### Task to carry out
Give the listing again exactly, omitting its images.

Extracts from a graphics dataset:
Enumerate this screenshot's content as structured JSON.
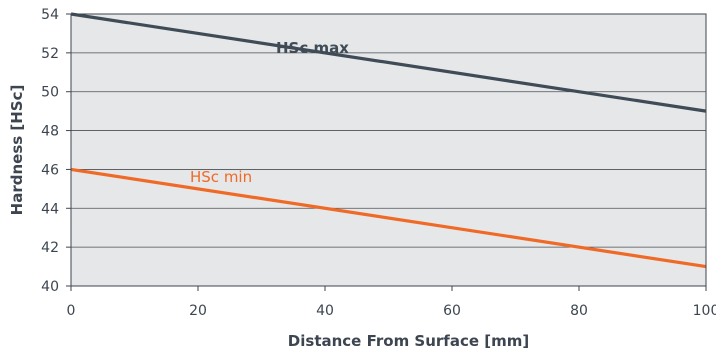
{
  "chart_data": {
    "type": "line",
    "title": "",
    "xlabel": "Distance From Surface [mm]",
    "ylabel": "Hardness [HSc]",
    "xlim": [
      0,
      100
    ],
    "ylim": [
      40,
      54
    ],
    "xticks": [
      "0",
      "20",
      "40",
      "60",
      "80",
      "100"
    ],
    "yticks": [
      "54",
      "52",
      "50",
      "48",
      "46",
      "44",
      "42",
      "40"
    ],
    "grid": true,
    "plot_background": "#e6e7e8",
    "series": [
      {
        "name": "HSc max",
        "color": "#3f4c57",
        "x": [
          0,
          100
        ],
        "y": [
          54,
          49
        ]
      },
      {
        "name": "HSc min",
        "color": "#f06a27",
        "x": [
          0,
          100
        ],
        "y": [
          46,
          41
        ]
      }
    ]
  }
}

### Answer to this problem
Enumerate this screenshot's content as structured JSON.
{
  "chart_data": {
    "type": "line",
    "title": "",
    "xlabel": "Distance From Surface [mm]",
    "ylabel": "Hardness [HSc]",
    "xlim": [
      0,
      100
    ],
    "ylim": [
      40,
      54
    ],
    "xticks": [
      "0",
      "20",
      "40",
      "60",
      "80",
      "100"
    ],
    "yticks": [
      "54",
      "52",
      "50",
      "48",
      "46",
      "44",
      "42",
      "40"
    ],
    "grid": true,
    "plot_background": "#e6e7e8",
    "series": [
      {
        "name": "HSc max",
        "color": "#3f4c57",
        "x": [
          0,
          100
        ],
        "y": [
          54,
          49
        ]
      },
      {
        "name": "HSc min",
        "color": "#f06a27",
        "x": [
          0,
          100
        ],
        "y": [
          46,
          41
        ]
      }
    ]
  }
}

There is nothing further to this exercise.